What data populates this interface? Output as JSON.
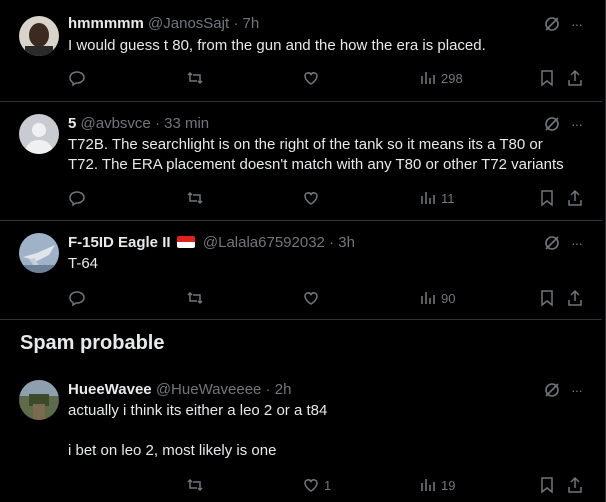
{
  "tweets": [
    {
      "name": "hmmmmm",
      "handle": "@JanosSajt",
      "dot": "·",
      "time": "7h",
      "text": "I would guess t 80, from the gun and the how the era is placed.",
      "views": "298",
      "likes": ""
    },
    {
      "name": "5",
      "handle": "@avbsvce",
      "dot": "·",
      "time": "33 min",
      "text": "T72B. The searchlight is on the right of the tank so it means its a T80 or\nT72. The ERA placement doesn't match with any T80 or other T72 variants",
      "views": "11",
      "likes": ""
    },
    {
      "name": "F-15ID Eagle II",
      "handle": "@Lalala67592032",
      "dot": "·",
      "time": "3h",
      "text": "T-64",
      "views": "90",
      "likes": ""
    },
    {
      "name": "HueeWavee",
      "handle": "@HueWaveeee",
      "dot": "·",
      "time": "2h",
      "text": "actually i think its either a leo 2 or a t84\n\ni bet on leo 2, most likely is one",
      "views": "19",
      "likes": "1"
    }
  ],
  "section": {
    "title": "Spam probable"
  },
  "more_label": "···",
  "colors": {
    "muted": "#71767b",
    "text": "#e7e9ea",
    "border": "#2f3336",
    "bg": "#000000"
  }
}
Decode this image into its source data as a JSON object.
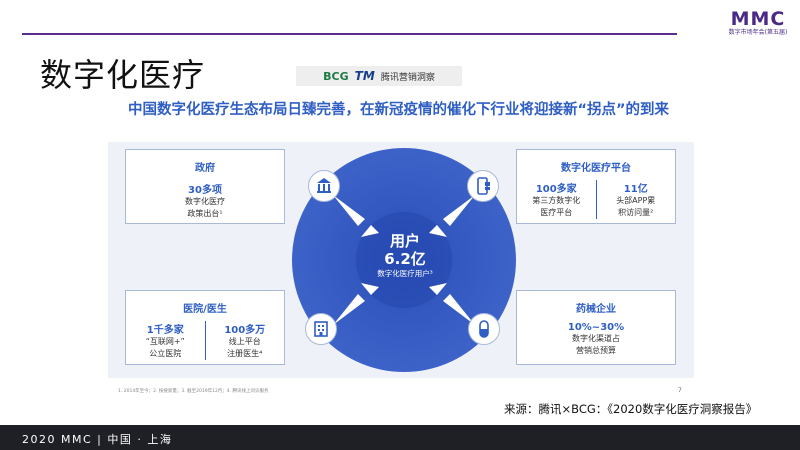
{
  "brand": {
    "logo": "MMC",
    "subtitle": "数字市场年会(第五届)"
  },
  "page_title": "数字化医疗",
  "logos": {
    "bcg": "BCG",
    "tm": "TM",
    "tm_text": "腾讯营销洞察"
  },
  "headline": "中国数字化医疗生态布局日臻完善，在新冠疫情的催化下行业将迎接新“拐点”的到来",
  "center": {
    "label": "用户",
    "value": "6.2亿",
    "desc": "数字化医疗用户³"
  },
  "government": {
    "title": "政府",
    "number": "30多项",
    "desc_line1": "数字化医疗",
    "desc_line2": "政策出台¹"
  },
  "platform": {
    "title": "数字化医疗平台",
    "left": {
      "number": "100多家",
      "line1": "第三方数字化",
      "line2": "医疗平台"
    },
    "right": {
      "number": "11亿",
      "line1": "头部APP累",
      "line2": "积访问量²"
    }
  },
  "hospital": {
    "title": "医院/医生",
    "left": {
      "number": "1千多家",
      "line1": "“互联网+”",
      "line2": "公立医院"
    },
    "right": {
      "number": "100多万",
      "line1": "线上平台",
      "line2": "注册医生⁴"
    }
  },
  "pharma": {
    "title": "药械企业",
    "number": "10%~30%",
    "desc_line1": "数字化渠道占",
    "desc_line2": "营销总预算"
  },
  "icons": [
    "government-building-icon",
    "mobile-app-icon",
    "hospital-icon",
    "pill-capsule-icon"
  ],
  "footnote": "1. 2014年至今；2. 按搜索量；3. 截至2019年12月；4. 腾讯线上问诊服务",
  "page_number": "7",
  "source": "来源：腾讯×BCG：《2020数字化医疗洞察报告》",
  "footer": "2020 MMC | 中国 · 上海",
  "colors": {
    "accent_blue": "#2f5fc4",
    "circle_blue": "#3d63c9",
    "brand_purple": "#4b2a86",
    "footer_dark": "#1f1f26"
  }
}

## Directions for this task
Go through the entries above and output them exactly, without pictures.

## Full output
What data populates this interface? Output as JSON.
{
  "tweets": [
    {
      "name": "hmmmmm",
      "handle": "@JanosSajt",
      "dot": "·",
      "time": "7h",
      "text": "I would guess t 80, from the gun and the how the era is placed.",
      "views": "298",
      "likes": ""
    },
    {
      "name": "5",
      "handle": "@avbsvce",
      "dot": "·",
      "time": "33 min",
      "text": "T72B. The searchlight is on the right of the tank so it means its a T80 or\nT72. The ERA placement doesn't match with any T80 or other T72 variants",
      "views": "11",
      "likes": ""
    },
    {
      "name": "F-15ID Eagle II",
      "handle": "@Lalala67592032",
      "dot": "·",
      "time": "3h",
      "text": "T-64",
      "views": "90",
      "likes": ""
    },
    {
      "name": "HueeWavee",
      "handle": "@HueWaveeee",
      "dot": "·",
      "time": "2h",
      "text": "actually i think its either a leo 2 or a t84\n\ni bet on leo 2, most likely is one",
      "views": "19",
      "likes": "1"
    }
  ],
  "section": {
    "title": "Spam probable"
  },
  "more_label": "···",
  "colors": {
    "muted": "#71767b",
    "text": "#e7e9ea",
    "border": "#2f3336",
    "bg": "#000000"
  }
}
Decode this image into its source data as a JSON object.
{
  "brand": {
    "logo": "MMC",
    "subtitle": "数字市场年会(第五届)"
  },
  "page_title": "数字化医疗",
  "logos": {
    "bcg": "BCG",
    "tm": "TM",
    "tm_text": "腾讯营销洞察"
  },
  "headline": "中国数字化医疗生态布局日臻完善，在新冠疫情的催化下行业将迎接新“拐点”的到来",
  "center": {
    "label": "用户",
    "value": "6.2亿",
    "desc": "数字化医疗用户³"
  },
  "government": {
    "title": "政府",
    "number": "30多项",
    "desc_line1": "数字化医疗",
    "desc_line2": "政策出台¹"
  },
  "platform": {
    "title": "数字化医疗平台",
    "left": {
      "number": "100多家",
      "line1": "第三方数字化",
      "line2": "医疗平台"
    },
    "right": {
      "number": "11亿",
      "line1": "头部APP累",
      "line2": "积访问量²"
    }
  },
  "hospital": {
    "title": "医院/医生",
    "left": {
      "number": "1千多家",
      "line1": "“互联网+”",
      "line2": "公立医院"
    },
    "right": {
      "number": "100多万",
      "line1": "线上平台",
      "line2": "注册医生⁴"
    }
  },
  "pharma": {
    "title": "药械企业",
    "number": "10%~30%",
    "desc_line1": "数字化渠道占",
    "desc_line2": "营销总预算"
  },
  "icons": [
    "government-building-icon",
    "mobile-app-icon",
    "hospital-icon",
    "pill-capsule-icon"
  ],
  "footnote": "1. 2014年至今；2. 按搜索量；3. 截至2019年12月；4. 腾讯线上问诊服务",
  "page_number": "7",
  "source": "来源：腾讯×BCG：《2020数字化医疗洞察报告》",
  "footer": "2020 MMC | 中国 · 上海",
  "colors": {
    "accent_blue": "#2f5fc4",
    "circle_blue": "#3d63c9",
    "brand_purple": "#4b2a86",
    "footer_dark": "#1f1f26"
  }
}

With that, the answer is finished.